» **DATA SHOWN**

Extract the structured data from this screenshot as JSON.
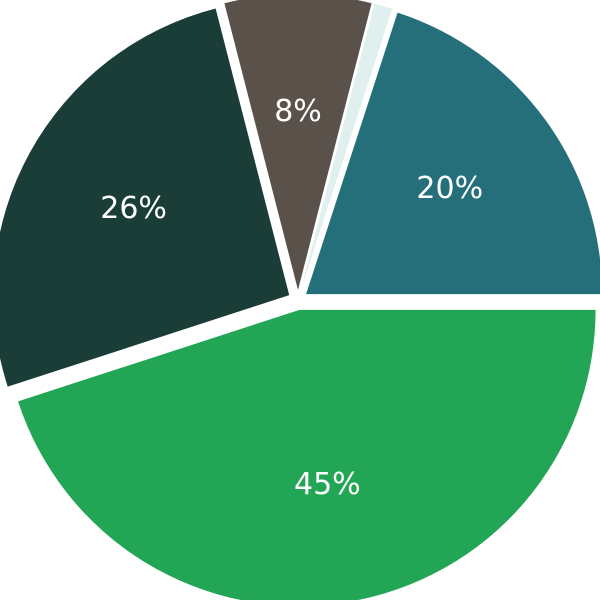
{
  "chart_data": {
    "type": "pie",
    "categories": [
      "",
      "",
      "",
      "",
      ""
    ],
    "values": [
      20,
      45,
      26,
      8,
      1
    ],
    "labels": [
      "20%",
      "45%",
      "26%",
      "8%",
      ""
    ],
    "colors": [
      "#246f7a",
      "#22a554",
      "#1a3d37",
      "#5a514b",
      "#dff0ef"
    ],
    "start_angle_deg": 18,
    "direction": "clockwise",
    "title": "",
    "legend": "none"
  }
}
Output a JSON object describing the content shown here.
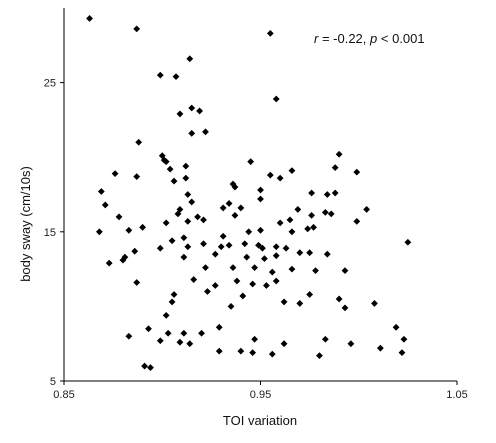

» **WORK TO COMPLETE**
Give an exact copy of the material, leaving out every picture.

» **RESPONSE TO THIS TASK**
Extract the structured data from this screenshot as JSON.
{
  "chart_data": {
    "type": "pie",
    "categories": [
      "",
      "",
      "",
      "",
      ""
    ],
    "values": [
      20,
      45,
      26,
      8,
      1
    ],
    "labels": [
      "20%",
      "45%",
      "26%",
      "8%",
      ""
    ],
    "colors": [
      "#246f7a",
      "#22a554",
      "#1a3d37",
      "#5a514b",
      "#dff0ef"
    ],
    "start_angle_deg": 18,
    "direction": "clockwise",
    "title": "",
    "legend": "none"
  }
}
Output a JSON object describing the content shown here.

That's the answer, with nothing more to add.